Brief ▸ Copy out all lines that carry the word "только".

Given data ▸

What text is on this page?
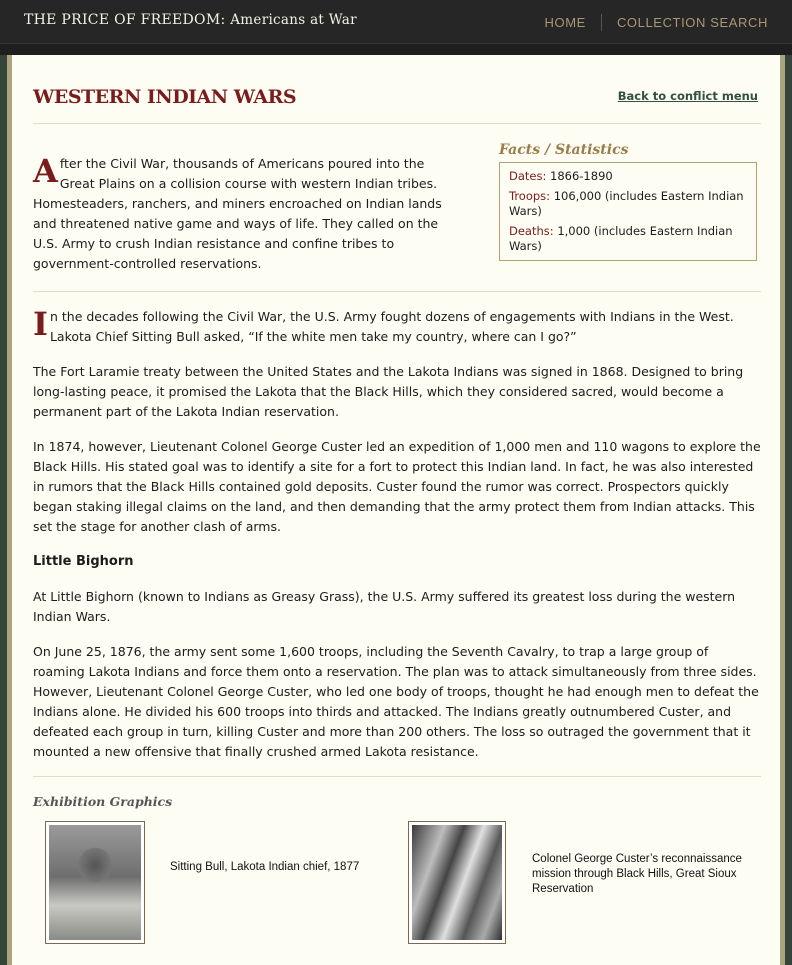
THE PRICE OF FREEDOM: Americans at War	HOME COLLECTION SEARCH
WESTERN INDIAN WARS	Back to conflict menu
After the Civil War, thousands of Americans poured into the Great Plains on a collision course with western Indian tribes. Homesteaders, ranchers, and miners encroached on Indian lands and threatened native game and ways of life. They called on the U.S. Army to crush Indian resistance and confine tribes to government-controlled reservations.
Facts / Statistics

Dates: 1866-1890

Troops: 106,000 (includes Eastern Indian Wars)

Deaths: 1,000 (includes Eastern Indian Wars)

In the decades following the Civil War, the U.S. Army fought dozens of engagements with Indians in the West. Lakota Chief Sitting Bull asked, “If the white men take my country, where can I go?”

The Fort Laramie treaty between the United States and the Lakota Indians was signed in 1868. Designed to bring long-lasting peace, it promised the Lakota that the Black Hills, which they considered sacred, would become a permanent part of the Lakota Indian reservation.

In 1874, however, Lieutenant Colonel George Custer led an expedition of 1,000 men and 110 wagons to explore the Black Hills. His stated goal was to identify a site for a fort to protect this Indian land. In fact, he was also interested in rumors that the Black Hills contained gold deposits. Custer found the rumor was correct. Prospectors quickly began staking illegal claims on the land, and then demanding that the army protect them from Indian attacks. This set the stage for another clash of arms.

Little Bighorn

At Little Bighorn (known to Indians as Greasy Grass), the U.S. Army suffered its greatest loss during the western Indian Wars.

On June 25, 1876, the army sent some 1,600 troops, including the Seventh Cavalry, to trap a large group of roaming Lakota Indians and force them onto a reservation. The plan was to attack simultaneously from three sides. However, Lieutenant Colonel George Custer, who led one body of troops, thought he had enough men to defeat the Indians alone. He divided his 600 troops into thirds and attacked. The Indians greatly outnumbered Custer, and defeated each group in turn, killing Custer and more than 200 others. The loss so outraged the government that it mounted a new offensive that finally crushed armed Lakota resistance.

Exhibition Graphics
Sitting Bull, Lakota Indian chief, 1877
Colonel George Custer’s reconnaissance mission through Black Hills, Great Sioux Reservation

* * *

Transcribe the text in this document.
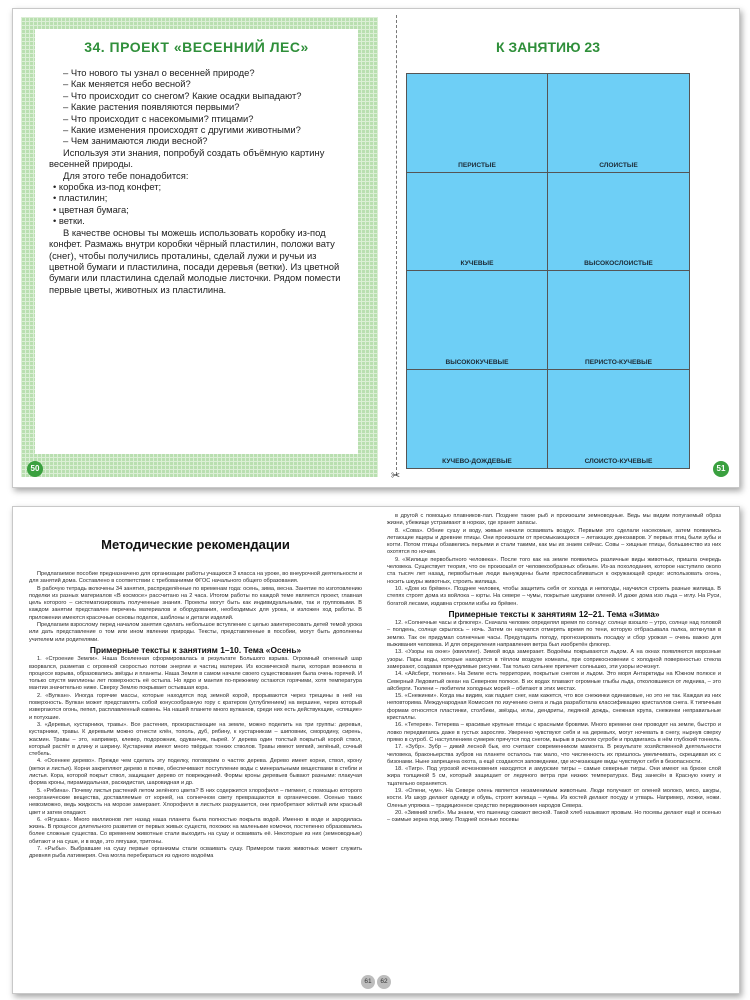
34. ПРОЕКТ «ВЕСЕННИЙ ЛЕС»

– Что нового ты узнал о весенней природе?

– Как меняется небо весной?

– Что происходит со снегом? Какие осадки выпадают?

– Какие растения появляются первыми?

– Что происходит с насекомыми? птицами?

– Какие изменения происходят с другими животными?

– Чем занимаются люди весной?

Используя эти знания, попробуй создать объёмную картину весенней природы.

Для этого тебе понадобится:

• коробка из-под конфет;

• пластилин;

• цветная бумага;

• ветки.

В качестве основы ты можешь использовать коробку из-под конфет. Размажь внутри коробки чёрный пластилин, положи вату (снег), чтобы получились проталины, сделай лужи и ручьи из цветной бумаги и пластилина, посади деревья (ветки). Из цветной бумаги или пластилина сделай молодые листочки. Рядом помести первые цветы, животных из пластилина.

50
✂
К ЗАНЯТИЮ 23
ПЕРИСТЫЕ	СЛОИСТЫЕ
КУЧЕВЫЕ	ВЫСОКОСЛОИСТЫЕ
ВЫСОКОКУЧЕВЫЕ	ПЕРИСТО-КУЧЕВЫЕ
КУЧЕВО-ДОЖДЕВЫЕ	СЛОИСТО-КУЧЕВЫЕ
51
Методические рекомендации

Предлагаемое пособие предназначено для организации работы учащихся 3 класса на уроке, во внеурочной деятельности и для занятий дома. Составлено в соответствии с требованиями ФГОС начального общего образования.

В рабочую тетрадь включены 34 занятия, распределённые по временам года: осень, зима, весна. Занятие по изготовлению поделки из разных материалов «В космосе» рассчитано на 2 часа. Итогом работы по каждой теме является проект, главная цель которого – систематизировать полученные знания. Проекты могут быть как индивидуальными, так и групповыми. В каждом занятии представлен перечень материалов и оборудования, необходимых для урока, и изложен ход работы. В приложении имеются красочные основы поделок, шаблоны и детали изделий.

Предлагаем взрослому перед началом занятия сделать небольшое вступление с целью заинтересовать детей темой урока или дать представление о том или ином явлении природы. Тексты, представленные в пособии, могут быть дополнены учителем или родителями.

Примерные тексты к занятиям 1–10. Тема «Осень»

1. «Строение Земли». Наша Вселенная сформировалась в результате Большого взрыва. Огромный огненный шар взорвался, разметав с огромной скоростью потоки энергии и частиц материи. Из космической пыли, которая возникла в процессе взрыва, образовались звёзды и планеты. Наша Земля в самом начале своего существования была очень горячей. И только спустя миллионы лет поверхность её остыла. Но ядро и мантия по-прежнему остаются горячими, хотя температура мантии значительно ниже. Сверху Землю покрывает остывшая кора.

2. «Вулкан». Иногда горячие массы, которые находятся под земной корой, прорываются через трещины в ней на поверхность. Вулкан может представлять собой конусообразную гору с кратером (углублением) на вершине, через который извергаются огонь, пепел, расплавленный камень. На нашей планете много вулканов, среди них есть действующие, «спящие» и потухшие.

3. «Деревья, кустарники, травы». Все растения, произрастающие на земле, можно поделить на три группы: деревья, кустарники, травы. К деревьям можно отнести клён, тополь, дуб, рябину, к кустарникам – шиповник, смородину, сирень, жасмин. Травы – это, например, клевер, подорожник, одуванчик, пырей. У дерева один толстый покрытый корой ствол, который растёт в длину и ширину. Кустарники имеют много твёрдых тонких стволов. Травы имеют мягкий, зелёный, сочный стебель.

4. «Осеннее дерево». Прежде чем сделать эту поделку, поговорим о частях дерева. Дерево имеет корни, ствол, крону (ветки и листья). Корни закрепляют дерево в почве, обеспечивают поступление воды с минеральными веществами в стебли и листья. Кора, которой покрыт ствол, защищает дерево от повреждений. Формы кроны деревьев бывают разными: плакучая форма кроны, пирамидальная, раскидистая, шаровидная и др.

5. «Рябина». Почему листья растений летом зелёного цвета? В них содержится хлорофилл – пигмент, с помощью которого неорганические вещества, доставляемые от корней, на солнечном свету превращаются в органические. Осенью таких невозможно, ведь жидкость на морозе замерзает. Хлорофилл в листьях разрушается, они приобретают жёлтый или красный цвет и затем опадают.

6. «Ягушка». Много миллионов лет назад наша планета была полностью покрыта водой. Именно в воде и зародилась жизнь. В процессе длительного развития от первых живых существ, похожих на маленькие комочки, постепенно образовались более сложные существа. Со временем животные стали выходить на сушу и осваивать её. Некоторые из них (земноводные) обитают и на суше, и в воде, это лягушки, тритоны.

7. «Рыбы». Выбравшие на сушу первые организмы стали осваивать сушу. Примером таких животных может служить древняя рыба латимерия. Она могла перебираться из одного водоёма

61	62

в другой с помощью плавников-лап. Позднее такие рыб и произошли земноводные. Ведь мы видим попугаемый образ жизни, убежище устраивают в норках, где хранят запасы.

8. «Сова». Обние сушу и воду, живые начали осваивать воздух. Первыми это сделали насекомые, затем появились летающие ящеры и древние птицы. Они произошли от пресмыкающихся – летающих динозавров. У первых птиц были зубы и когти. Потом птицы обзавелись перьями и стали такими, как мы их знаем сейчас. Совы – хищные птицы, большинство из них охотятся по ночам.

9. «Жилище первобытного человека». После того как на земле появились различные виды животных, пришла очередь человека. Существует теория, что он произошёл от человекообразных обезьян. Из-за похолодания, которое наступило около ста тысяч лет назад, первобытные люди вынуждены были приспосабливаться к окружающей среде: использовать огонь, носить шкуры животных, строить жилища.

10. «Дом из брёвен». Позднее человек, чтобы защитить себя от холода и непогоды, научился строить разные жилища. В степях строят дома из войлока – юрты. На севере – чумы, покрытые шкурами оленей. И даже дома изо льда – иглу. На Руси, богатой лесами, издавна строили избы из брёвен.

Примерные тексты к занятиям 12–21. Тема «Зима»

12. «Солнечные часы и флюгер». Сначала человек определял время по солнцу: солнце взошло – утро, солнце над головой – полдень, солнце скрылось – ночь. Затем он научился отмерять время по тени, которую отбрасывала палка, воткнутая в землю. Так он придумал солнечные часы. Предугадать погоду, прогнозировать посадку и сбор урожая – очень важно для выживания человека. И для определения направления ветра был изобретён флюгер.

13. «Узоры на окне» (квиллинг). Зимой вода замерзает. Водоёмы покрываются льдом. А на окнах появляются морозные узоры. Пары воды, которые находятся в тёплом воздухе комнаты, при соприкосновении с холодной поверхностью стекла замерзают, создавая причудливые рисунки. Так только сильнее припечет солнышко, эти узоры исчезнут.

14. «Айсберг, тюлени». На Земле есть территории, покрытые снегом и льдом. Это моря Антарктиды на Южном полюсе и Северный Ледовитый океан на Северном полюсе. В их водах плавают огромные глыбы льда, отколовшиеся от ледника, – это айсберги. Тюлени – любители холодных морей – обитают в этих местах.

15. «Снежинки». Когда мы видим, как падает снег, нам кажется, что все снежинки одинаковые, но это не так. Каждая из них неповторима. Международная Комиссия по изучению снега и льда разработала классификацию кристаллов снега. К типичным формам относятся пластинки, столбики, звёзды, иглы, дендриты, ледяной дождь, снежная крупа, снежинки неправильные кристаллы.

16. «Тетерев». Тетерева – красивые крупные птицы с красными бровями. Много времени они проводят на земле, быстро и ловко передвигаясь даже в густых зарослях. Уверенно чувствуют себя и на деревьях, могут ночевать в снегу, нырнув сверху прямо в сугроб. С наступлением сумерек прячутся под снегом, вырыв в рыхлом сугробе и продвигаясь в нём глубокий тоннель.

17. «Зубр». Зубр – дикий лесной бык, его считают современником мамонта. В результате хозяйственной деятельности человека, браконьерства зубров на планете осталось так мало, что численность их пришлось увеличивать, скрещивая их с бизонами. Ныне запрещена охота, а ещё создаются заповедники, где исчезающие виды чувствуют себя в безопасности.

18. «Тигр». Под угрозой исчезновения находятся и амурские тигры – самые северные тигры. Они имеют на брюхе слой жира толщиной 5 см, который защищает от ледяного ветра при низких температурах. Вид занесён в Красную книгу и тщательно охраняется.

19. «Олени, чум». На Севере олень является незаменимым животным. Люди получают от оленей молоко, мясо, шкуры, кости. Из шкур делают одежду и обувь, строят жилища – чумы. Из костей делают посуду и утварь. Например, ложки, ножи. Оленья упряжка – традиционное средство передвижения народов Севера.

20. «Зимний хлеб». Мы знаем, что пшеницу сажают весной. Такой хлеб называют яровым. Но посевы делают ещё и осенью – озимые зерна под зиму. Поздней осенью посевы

--

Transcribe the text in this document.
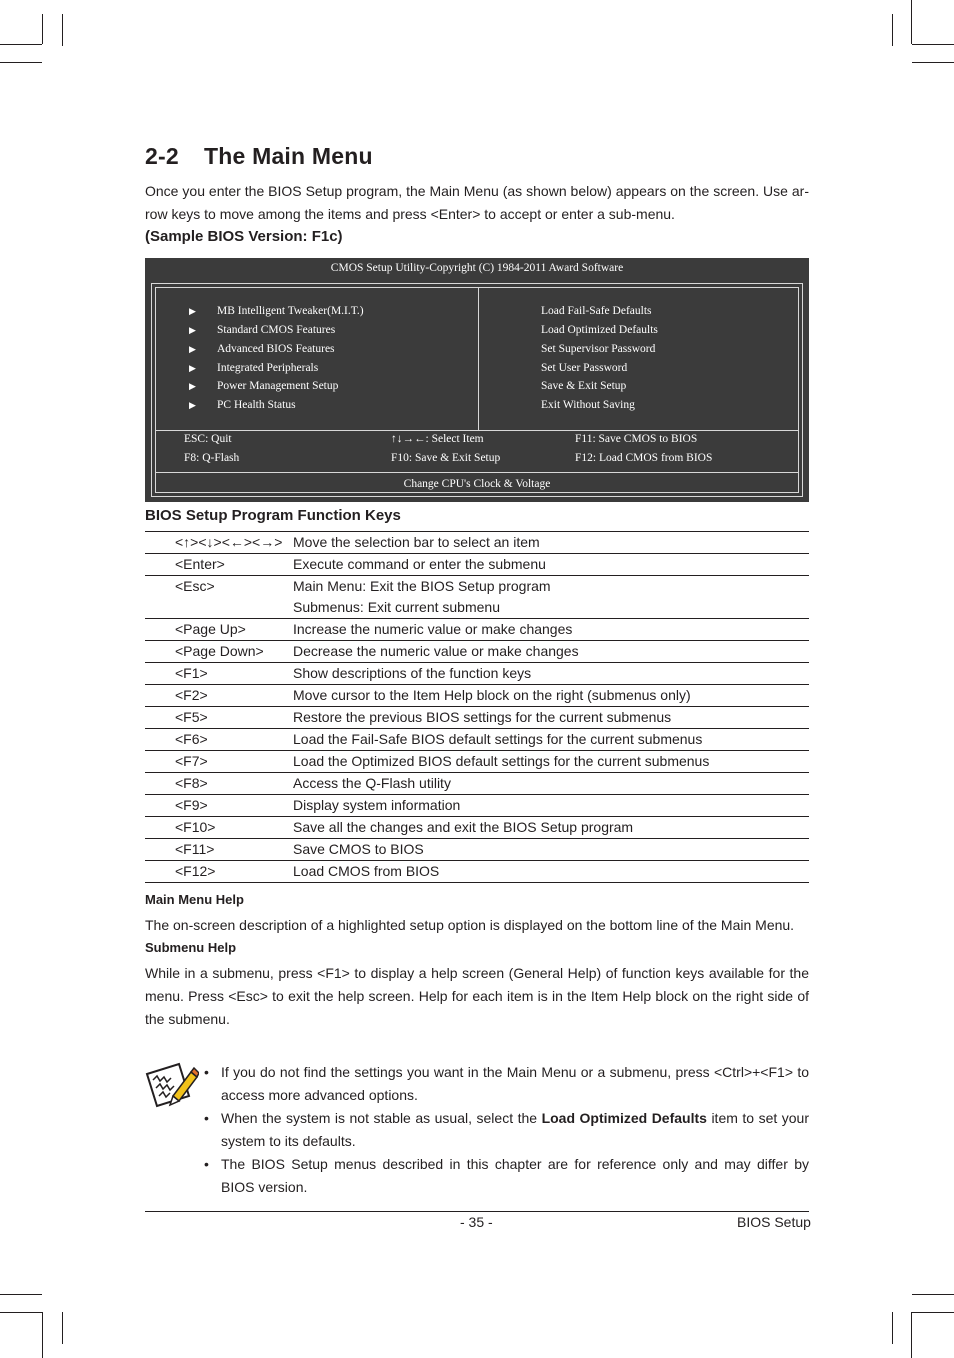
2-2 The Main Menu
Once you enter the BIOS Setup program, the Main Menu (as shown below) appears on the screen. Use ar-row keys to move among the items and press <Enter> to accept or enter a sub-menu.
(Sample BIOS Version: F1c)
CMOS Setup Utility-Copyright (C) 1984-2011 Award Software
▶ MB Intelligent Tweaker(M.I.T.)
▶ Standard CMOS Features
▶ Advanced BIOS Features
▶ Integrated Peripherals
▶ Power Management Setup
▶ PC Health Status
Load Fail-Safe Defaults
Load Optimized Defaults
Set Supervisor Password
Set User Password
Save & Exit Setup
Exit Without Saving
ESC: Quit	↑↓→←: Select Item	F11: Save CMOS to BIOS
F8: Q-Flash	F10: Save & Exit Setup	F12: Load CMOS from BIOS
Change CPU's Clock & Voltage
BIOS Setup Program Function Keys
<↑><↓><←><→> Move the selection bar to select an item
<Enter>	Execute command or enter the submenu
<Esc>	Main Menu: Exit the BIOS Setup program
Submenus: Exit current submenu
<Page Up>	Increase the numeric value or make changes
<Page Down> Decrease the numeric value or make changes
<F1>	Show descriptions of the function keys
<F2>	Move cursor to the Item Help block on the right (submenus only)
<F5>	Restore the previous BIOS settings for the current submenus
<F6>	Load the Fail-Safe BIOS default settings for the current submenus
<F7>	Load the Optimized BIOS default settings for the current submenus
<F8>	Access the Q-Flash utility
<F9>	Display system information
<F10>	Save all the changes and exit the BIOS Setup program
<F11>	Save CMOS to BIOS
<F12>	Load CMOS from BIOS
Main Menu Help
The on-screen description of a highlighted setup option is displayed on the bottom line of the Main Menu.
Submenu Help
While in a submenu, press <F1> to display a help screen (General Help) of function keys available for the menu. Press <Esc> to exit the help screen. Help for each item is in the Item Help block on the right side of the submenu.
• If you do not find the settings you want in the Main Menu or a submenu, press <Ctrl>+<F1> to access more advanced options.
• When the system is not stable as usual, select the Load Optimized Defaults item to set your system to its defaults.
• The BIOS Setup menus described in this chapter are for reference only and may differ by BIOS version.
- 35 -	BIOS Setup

Full solution ▸
1. «Строение Земли». Наша Вселенная сформировалась в результате Большого взрыва. Огромный огненный шар взорвался, разметав с огромной скоростью потоки энергии и частиц материи. Из космической пыли, которая возникла в процессе взрыва, образовались звёзды и планеты. Наша Земля в самом начале своего существования была очень горячей. И только спустя миллионы лет поверхность её остыла. Но ядро и мантия по-прежнему остаются горячими, хотя температура мантии значительно ниже. Сверху Землю покрывает остывшая кора.
13. «Узоры на окне» (квиллинг). Зимой вода замерзает. Водоёмы покрываются льдом. А на окнах появляются морозные узоры. Пары воды, которые находятся в тёплом воздухе комнаты, при соприкосновении с холодной поверхностью стекла замерзают, создавая причудливые рисунки. Так только сильнее припечет солнышко, эти узоры исчезнут.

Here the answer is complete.